Task directions
Within the records that follow, find every line containing the string "upper". Copy those lines.

Dataset content
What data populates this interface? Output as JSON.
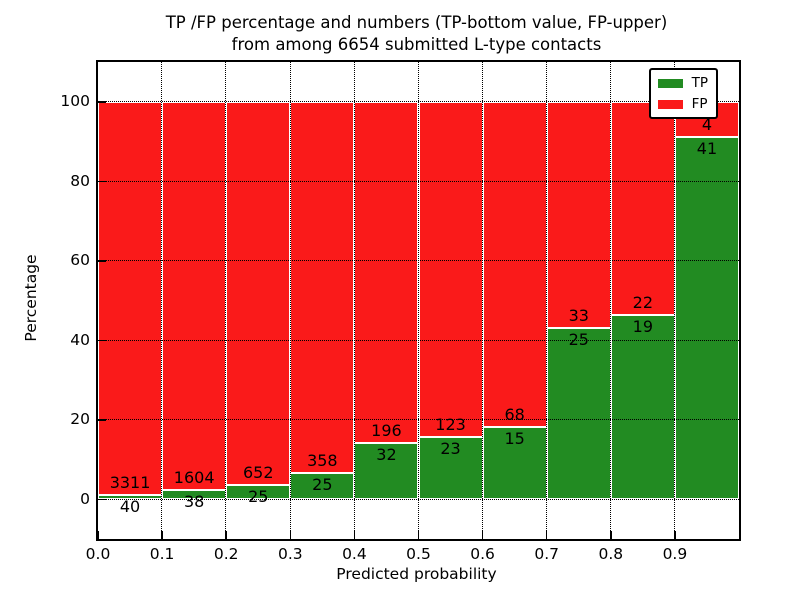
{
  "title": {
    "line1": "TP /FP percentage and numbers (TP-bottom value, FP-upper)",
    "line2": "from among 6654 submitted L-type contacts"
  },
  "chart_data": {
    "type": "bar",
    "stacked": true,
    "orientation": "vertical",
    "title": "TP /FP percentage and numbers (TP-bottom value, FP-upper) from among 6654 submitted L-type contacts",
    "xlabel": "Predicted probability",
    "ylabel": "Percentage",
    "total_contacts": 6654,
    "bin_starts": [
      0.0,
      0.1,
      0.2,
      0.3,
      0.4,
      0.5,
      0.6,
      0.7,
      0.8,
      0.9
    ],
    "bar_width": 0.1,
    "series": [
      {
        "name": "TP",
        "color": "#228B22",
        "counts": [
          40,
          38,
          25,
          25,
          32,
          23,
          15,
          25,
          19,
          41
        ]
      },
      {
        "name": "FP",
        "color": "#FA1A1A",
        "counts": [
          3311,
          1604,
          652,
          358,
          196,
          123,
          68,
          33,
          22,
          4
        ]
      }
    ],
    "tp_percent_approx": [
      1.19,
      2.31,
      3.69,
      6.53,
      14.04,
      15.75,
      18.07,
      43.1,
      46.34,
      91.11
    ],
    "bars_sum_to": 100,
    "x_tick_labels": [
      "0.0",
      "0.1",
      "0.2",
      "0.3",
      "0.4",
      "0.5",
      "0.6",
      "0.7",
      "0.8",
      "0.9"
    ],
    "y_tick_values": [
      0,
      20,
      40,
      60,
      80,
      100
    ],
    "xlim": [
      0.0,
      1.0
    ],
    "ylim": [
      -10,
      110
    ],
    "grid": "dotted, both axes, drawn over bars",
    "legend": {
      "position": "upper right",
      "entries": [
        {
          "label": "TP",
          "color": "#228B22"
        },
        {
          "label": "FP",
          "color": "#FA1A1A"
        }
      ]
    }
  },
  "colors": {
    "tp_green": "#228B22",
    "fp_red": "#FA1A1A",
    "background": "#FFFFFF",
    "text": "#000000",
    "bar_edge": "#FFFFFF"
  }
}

Correct response
    "line1": "TP /FP percentage and numbers (TP-bottom value, FP-upper)",
    "title": "TP /FP percentage and numbers (TP-bottom value, FP-upper) from among 6654 submitted L-type contacts",
      "position": "upper right",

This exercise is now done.